◆ Work required
Search the listing below for "Harold". Copy each matching line.

◆ Available records
· · ·

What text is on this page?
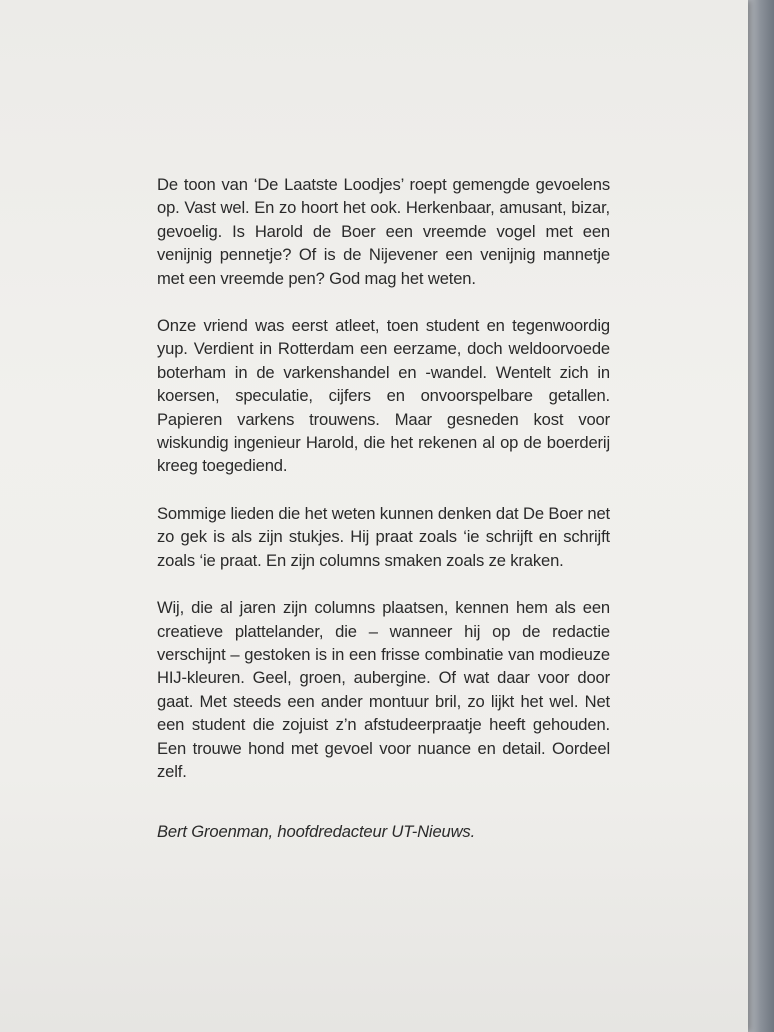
De toon van ‘De Laatste Loodjes’ roept gemengde gevoelens op. Vast wel. En zo hoort het ook. Herkenbaar, amusant, bizar, gevoelig. Is Harold de Boer een vreemde vogel met een venijnig pennetje? Of is de Nijevener een venijnig mannetje met een vreemde pen? God mag het weten.

Onze vriend was eerst atleet, toen student en tegenwoordig yup. Verdient in Rotterdam een eerzame, doch weldoorvoede boterham in de varkenshandel en -wandel. Wentelt zich in koersen, speculatie, cijfers en onvoorspelbare getallen. Papieren varkens trouwens. Maar gesneden kost voor wiskundig ingenieur Harold, die het rekenen al op de boerderij kreeg toegediend.

Sommige lieden die het weten kunnen denken dat De Boer net zo gek is als zijn stukjes. Hij praat zoals ‘ie schrijft en schrijft zoals ‘ie praat. En zijn columns smaken zoals ze kraken.

Wij, die al jaren zijn columns plaatsen, kennen hem als een creatieve plattelander, die – wanneer hij op de redactie verschijnt – gestoken is in een frisse combinatie van modieuze HIJ-kleuren. Geel, groen, aubergine. Of wat daar voor door gaat. Met steeds een ander montuur bril, zo lijkt het wel. Net een student die zojuist z’n afstudeerpraatje heeft gehouden. Een trouwe hond met gevoel voor nuance en detail. Oordeel zelf.

Bert Groenman, hoofdredacteur UT-Nieuws.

· · ·

◆ Response for this exercise
De toon van ‘De Laatste Loodjes’ roept gemengde gevoelens op. Vast wel. En zo hoort het ook. Herkenbaar, amusant, bizar, gevoelig. Is Harold de Boer een vreemde vogel met een venijnig pennetje? Of is de Nijevener een venijnig mannetje met een vreemde pen? God mag het weten.
Onze vriend was eerst atleet, toen student en tegenwoordig yup. Verdient in Rotterdam een eerzame, doch weldoorvoede boterham in de varkenshandel en -wandel. Wentelt zich in koersen, speculatie, cijfers en onvoorspelbare getallen. Papieren varkens trouwens. Maar gesneden kost voor wiskundig ingenieur Harold, die het rekenen al op de boerderij kreeg toegediend.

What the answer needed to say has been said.